§ **Dataset excerpts**

- - -

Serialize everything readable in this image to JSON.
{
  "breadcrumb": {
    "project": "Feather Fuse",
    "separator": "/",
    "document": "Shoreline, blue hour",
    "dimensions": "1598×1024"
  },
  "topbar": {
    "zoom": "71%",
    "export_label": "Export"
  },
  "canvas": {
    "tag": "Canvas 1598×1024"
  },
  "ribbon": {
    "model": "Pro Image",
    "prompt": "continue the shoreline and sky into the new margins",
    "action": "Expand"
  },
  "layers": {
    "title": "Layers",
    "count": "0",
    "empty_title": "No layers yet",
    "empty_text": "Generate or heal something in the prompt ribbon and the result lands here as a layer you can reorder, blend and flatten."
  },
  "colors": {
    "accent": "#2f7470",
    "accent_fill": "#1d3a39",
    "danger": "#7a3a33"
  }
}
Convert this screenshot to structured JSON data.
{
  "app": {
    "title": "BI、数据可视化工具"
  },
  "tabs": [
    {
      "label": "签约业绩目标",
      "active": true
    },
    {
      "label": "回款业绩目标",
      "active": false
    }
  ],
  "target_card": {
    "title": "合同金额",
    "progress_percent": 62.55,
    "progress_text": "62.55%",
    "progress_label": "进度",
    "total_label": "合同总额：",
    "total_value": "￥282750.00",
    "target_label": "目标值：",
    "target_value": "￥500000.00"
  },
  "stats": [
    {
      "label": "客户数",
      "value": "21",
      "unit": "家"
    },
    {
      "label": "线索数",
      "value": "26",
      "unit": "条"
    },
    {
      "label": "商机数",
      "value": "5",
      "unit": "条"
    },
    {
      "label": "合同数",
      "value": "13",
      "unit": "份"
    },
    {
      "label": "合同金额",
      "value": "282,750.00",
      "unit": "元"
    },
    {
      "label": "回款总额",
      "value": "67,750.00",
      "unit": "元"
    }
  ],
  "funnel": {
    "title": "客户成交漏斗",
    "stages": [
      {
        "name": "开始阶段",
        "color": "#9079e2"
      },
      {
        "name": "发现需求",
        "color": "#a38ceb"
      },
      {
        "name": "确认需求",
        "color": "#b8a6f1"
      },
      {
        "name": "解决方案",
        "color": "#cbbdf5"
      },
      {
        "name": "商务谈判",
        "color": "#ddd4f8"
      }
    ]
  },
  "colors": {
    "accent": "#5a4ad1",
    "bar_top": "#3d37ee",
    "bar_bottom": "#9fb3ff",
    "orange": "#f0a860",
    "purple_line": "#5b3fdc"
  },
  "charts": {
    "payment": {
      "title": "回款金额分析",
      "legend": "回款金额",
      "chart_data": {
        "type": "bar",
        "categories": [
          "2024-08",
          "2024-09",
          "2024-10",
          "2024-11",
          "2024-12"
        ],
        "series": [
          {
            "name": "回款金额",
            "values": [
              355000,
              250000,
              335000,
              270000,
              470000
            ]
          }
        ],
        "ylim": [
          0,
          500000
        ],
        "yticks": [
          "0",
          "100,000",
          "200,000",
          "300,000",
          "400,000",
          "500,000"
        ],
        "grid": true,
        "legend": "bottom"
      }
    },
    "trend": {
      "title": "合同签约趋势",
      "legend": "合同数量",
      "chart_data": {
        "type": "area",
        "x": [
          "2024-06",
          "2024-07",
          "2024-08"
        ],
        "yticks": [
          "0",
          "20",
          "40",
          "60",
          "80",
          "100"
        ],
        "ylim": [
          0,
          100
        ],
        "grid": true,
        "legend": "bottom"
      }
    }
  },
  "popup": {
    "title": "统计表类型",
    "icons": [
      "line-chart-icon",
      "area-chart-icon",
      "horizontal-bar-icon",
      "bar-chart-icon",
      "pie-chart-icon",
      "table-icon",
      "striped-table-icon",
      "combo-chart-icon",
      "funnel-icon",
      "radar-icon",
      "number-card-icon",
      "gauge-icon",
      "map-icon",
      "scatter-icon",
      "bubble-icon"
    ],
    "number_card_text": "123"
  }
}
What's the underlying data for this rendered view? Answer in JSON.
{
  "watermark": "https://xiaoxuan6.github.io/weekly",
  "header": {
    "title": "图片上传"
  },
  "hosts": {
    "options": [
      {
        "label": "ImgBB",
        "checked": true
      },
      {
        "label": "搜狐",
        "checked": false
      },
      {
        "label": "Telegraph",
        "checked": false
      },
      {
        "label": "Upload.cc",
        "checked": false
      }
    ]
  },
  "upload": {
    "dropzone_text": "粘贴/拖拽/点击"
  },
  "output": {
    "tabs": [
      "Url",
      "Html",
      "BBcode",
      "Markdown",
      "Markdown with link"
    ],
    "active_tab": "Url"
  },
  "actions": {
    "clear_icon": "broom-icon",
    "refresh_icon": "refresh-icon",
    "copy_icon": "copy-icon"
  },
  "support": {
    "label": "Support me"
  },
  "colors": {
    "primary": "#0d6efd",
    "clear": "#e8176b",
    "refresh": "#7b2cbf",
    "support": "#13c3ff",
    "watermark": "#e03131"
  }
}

- - -

§ **Task objective**
Print every entry exactly as it appears.

§ **Worked answer**
Serialize everything readable in this image to JSON.
{
  "breadcrumb": {
    "project": "Feather Fuse",
    "separator": "/",
    "document": "Shoreline, blue hour",
    "dimensions": "1598×1024"
  },
  "topbar": {
    "zoom": "71%",
    "export_label": "Export"
  },
  "canvas": {
    "tag": "Canvas 1598×1024"
  },
  "ribbon": {
    "model": "Pro Image",
    "prompt": "continue the shoreline and sky into the new margins",
    "action": "Expand"
  },
  "layers": {
    "title": "Layers",
    "count": "0",
    "empty_title": "No layers yet",
    "empty_text": "Generate or heal something in the prompt ribbon and the result lands here as a layer you can reorder, blend and flatten."
  },
  "colors": {
    "accent": "#2f7470",
    "accent_fill": "#1d3a39",
    "danger": "#7a3a33"
  }
}
Convert this screenshot to structured JSON data.
{
  "app": {
    "title": "BI、数据可视化工具"
  },
  "tabs": [
    {
      "label": "签约业绩目标",
      "active": true
    },
    {
      "label": "回款业绩目标",
      "active": false
    }
  ],
  "target_card": {
    "title": "合同金额",
    "progress_percent": 62.55,
    "progress_text": "62.55%",
    "progress_label": "进度",
    "total_label": "合同总额：",
    "total_value": "￥282750.00",
    "target_label": "目标值：",
    "target_value": "￥500000.00"
  },
  "stats": [
    {
      "label": "客户数",
      "value": "21",
      "unit": "家"
    },
    {
      "label": "线索数",
      "value": "26",
      "unit": "条"
    },
    {
      "label": "商机数",
      "value": "5",
      "unit": "条"
    },
    {
      "label": "合同数",
      "value": "13",
      "unit": "份"
    },
    {
      "label": "合同金额",
      "value": "282,750.00",
      "unit": "元"
    },
    {
      "label": "回款总额",
      "value": "67,750.00",
      "unit": "元"
    }
  ],
  "funnel": {
    "title": "客户成交漏斗",
    "stages": [
      {
        "name": "开始阶段",
        "color": "#9079e2"
      },
      {
        "name": "发现需求",
        "color": "#a38ceb"
      },
      {
        "name": "确认需求",
        "color": "#b8a6f1"
      },
      {
        "name": "解决方案",
        "color": "#cbbdf5"
      },
      {
        "name": "商务谈判",
        "color": "#ddd4f8"
      }
    ]
  },
  "colors": {
    "accent": "#5a4ad1",
    "bar_top": "#3d37ee",
    "bar_bottom": "#9fb3ff",
    "orange": "#f0a860",
    "purple_line": "#5b3fdc"
  },
  "charts": {
    "payment": {
      "title": "回款金额分析",
      "legend": "回款金额",
      "chart_data": {
        "type": "bar",
        "categories": [
          "2024-08",
          "2024-09",
          "2024-10",
          "2024-11",
          "2024-12"
        ],
        "series": [
          {
            "name": "回款金额",
            "values": [
              355000,
              250000,
              335000,
              270000,
              470000
            ]
          }
        ],
        "ylim": [
          0,
          500000
        ],
        "yticks": [
          "0",
          "100,000",
          "200,000",
          "300,000",
          "400,000",
          "500,000"
        ],
        "grid": true,
        "legend": "bottom"
      }
    },
    "trend": {
      "title": "合同签约趋势",
      "legend": "合同数量",
      "chart_data": {
        "type": "area",
        "x": [
          "2024-06",
          "2024-07",
          "2024-08"
        ],
        "yticks": [
          "0",
          "20",
          "40",
          "60",
          "80",
          "100"
        ],
        "ylim": [
          0,
          100
        ],
        "grid": true,
        "legend": "bottom"
      }
    }
  },
  "popup": {
    "title": "统计表类型",
    "icons": [
      "line-chart-icon",
      "area-chart-icon",
      "horizontal-bar-icon",
      "bar-chart-icon",
      "pie-chart-icon",
      "table-icon",
      "striped-table-icon",
      "combo-chart-icon",
      "funnel-icon",
      "radar-icon",
      "number-card-icon",
      "gauge-icon",
      "map-icon",
      "scatter-icon",
      "bubble-icon"
    ],
    "number_card_text": "123"
  }
}
What's the underlying data for this rendered view? Answer in JSON.
{
  "watermark": "https://xiaoxuan6.github.io/weekly",
  "header": {
    "title": "图片上传"
  },
  "hosts": {
    "options": [
      {
        "label": "ImgBB",
        "checked": true
      },
      {
        "label": "搜狐",
        "checked": false
      },
      {
        "label": "Telegraph",
        "checked": false
      },
      {
        "label": "Upload.cc",
        "checked": false
      }
    ]
  },
  "upload": {
    "dropzone_text": "粘贴/拖拽/点击"
  },
  "output": {
    "tabs": [
      "Url",
      "Html",
      "BBcode",
      "Markdown",
      "Markdown with link"
    ],
    "active_tab": "Url"
  },
  "actions": {
    "clear_icon": "broom-icon",
    "refresh_icon": "refresh-icon",
    "copy_icon": "copy-icon"
  },
  "support": {
    "label": "Support me"
  },
  "colors": {
    "primary": "#0d6efd",
    "clear": "#e8176b",
    "refresh": "#7b2cbf",
    "support": "#13c3ff",
    "watermark": "#e03131"
  }
}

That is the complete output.